Given problem =>
Find each line containing the word "تكون" and report how many there are. Add nothing else.

Information shown =>

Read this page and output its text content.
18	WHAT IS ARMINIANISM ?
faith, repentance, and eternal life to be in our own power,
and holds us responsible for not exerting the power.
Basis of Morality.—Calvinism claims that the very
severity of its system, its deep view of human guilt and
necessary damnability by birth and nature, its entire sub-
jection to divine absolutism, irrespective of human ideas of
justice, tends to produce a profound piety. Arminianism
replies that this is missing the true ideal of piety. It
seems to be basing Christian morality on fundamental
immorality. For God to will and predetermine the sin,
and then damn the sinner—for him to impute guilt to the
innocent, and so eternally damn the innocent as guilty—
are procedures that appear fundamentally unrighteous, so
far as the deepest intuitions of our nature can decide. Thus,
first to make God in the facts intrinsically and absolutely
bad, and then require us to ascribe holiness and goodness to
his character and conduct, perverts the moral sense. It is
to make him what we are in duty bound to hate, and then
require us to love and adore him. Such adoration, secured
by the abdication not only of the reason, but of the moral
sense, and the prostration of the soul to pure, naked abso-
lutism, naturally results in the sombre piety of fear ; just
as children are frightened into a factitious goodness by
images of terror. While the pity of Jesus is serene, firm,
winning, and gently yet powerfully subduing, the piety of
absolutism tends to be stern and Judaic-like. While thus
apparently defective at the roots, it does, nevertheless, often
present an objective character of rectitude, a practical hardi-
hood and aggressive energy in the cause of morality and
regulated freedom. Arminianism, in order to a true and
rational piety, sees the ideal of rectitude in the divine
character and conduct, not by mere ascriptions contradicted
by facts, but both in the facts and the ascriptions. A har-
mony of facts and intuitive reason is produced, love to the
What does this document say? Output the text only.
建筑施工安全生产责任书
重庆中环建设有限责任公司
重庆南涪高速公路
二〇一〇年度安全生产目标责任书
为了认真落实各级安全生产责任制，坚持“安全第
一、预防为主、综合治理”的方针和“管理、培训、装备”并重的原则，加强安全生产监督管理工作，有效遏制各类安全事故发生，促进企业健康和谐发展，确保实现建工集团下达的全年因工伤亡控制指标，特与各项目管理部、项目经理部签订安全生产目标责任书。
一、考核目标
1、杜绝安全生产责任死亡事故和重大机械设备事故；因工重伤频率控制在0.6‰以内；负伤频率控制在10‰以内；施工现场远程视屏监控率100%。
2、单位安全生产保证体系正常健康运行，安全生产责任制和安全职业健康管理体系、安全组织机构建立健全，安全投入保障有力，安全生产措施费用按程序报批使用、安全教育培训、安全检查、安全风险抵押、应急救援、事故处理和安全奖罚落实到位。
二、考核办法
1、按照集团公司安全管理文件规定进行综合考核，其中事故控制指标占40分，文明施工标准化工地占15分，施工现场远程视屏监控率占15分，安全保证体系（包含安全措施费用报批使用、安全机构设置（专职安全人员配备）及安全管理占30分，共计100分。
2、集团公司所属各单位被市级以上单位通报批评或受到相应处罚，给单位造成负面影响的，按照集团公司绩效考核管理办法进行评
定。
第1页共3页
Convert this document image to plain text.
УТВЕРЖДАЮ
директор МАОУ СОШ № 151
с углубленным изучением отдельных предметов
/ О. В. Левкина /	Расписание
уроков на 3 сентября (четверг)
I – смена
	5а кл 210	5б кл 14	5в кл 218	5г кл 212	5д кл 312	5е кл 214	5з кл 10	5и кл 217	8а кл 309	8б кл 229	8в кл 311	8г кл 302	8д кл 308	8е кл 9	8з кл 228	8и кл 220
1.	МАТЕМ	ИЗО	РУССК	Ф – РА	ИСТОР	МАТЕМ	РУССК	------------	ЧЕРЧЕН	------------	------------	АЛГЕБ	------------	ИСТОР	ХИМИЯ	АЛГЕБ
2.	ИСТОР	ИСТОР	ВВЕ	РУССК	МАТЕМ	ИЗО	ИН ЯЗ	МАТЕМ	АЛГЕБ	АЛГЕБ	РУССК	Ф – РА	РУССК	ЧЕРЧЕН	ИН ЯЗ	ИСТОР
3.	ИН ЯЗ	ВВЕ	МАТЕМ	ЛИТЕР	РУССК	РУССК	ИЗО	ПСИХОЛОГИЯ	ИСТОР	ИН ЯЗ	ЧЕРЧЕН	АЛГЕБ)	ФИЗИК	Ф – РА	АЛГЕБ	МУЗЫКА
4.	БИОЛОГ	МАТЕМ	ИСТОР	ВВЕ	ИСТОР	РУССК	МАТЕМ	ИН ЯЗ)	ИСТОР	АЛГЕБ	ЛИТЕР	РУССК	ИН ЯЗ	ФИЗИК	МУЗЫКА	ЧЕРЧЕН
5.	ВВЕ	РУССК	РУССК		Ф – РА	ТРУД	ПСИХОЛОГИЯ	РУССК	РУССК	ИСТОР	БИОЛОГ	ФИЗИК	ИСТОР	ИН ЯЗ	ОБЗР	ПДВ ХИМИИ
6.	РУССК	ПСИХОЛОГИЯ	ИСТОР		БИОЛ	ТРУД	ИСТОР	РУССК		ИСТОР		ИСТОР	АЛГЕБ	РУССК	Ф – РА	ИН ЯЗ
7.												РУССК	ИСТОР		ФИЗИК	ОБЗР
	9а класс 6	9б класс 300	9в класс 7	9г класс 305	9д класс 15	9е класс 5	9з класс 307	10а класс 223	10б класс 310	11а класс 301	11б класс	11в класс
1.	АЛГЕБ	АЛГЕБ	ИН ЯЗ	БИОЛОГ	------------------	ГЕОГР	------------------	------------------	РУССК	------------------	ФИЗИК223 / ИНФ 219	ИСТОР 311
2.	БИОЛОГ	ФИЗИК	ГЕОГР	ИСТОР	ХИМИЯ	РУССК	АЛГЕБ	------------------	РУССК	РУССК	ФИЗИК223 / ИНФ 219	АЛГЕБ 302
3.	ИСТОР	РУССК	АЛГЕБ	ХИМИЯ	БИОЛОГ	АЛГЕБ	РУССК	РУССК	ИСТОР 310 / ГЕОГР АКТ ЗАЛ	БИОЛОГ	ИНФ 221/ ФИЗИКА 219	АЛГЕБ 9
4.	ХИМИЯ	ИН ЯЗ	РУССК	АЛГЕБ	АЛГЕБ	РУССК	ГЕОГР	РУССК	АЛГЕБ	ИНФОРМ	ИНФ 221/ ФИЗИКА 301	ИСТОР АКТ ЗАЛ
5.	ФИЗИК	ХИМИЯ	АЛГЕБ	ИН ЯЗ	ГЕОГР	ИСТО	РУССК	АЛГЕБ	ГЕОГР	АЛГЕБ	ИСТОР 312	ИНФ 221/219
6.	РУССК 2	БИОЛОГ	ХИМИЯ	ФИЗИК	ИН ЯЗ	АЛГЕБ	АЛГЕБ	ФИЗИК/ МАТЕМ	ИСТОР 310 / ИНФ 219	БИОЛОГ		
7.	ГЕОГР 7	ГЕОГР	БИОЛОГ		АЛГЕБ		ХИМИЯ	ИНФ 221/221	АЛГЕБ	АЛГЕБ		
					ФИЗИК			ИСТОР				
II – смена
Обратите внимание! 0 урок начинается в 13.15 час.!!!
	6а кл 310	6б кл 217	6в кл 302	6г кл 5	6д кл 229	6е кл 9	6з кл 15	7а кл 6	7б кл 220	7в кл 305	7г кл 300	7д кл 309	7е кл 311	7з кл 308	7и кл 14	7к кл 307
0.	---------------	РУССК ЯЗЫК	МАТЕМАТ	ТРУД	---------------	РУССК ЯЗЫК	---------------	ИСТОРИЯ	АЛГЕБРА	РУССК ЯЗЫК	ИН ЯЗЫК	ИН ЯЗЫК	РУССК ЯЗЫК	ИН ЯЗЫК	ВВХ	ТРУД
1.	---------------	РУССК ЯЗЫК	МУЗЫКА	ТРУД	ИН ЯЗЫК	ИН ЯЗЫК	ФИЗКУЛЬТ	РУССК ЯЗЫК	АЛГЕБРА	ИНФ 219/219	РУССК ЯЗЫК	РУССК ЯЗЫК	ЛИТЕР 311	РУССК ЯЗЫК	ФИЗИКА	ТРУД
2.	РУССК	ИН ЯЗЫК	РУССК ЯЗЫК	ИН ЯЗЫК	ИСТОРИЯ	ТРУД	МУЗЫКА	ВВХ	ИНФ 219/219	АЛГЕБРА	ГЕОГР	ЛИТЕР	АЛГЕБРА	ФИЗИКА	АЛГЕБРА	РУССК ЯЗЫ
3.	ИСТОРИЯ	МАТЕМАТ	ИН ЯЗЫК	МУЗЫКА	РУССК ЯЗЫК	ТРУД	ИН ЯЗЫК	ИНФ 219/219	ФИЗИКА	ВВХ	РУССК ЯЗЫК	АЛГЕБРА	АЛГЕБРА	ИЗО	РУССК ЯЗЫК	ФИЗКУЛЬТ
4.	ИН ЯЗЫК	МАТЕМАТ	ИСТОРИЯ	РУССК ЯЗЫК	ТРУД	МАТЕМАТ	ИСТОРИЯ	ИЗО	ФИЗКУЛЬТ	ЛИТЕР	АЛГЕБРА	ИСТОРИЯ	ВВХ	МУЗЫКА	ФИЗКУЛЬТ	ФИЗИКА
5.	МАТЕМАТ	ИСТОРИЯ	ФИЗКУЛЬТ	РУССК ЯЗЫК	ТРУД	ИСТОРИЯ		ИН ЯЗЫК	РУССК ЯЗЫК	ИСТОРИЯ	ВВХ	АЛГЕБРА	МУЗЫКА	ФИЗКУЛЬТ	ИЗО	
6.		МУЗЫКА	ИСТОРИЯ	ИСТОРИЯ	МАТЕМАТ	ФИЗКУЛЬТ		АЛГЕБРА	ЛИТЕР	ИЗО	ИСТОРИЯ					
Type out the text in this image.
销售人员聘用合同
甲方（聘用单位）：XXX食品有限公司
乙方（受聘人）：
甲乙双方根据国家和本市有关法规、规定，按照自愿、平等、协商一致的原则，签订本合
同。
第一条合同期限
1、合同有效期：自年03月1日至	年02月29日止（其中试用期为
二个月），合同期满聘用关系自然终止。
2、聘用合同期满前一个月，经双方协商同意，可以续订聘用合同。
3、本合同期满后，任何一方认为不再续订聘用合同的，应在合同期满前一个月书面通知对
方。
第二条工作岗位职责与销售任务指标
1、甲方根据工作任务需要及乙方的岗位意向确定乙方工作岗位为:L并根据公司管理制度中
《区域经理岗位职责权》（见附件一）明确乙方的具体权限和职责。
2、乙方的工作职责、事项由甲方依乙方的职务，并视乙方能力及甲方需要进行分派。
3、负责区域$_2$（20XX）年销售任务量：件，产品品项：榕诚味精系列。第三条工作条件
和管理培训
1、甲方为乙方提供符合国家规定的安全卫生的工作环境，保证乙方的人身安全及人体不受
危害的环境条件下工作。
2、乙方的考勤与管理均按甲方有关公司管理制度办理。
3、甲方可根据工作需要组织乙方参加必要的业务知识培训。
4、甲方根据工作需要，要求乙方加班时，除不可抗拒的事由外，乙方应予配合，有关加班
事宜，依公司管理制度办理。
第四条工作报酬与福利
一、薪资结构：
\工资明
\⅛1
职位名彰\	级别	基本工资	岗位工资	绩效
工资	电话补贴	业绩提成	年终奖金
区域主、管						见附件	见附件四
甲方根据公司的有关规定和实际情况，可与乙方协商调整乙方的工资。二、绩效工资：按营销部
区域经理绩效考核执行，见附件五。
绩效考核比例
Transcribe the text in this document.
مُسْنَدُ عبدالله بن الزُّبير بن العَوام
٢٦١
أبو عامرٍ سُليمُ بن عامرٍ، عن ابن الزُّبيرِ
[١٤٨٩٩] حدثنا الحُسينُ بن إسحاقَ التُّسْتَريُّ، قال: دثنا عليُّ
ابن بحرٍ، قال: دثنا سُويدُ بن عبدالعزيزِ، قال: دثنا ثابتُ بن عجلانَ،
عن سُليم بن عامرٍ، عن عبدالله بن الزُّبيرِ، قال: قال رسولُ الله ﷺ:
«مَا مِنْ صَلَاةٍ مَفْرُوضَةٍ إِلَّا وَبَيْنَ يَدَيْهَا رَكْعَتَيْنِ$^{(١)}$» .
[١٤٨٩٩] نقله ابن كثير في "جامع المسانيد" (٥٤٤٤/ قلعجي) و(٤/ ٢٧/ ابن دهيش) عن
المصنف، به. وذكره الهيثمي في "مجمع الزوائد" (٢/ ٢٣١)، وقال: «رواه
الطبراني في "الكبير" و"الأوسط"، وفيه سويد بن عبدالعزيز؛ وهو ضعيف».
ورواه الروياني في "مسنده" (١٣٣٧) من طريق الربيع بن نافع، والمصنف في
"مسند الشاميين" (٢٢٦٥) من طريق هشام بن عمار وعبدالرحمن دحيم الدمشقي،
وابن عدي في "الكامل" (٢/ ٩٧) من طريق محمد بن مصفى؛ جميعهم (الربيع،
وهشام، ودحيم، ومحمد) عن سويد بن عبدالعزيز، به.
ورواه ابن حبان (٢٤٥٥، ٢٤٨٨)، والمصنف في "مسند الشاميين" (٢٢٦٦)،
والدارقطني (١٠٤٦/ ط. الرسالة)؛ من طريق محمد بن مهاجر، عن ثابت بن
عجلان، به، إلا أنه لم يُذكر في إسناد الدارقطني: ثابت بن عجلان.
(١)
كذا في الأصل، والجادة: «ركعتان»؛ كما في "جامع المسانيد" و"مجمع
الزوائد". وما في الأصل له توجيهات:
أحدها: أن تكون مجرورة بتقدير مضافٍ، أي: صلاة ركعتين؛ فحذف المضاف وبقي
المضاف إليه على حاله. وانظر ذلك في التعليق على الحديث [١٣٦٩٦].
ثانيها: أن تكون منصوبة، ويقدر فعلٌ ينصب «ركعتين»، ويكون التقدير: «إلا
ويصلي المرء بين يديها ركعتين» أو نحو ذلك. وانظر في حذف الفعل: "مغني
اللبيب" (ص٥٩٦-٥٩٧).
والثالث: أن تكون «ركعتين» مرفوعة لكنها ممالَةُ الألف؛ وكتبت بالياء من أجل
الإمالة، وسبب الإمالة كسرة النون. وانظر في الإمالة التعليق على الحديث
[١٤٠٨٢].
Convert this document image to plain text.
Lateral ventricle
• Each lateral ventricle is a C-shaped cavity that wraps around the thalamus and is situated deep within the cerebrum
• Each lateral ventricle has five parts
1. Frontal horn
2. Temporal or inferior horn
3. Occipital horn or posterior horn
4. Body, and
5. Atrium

Task result =>
3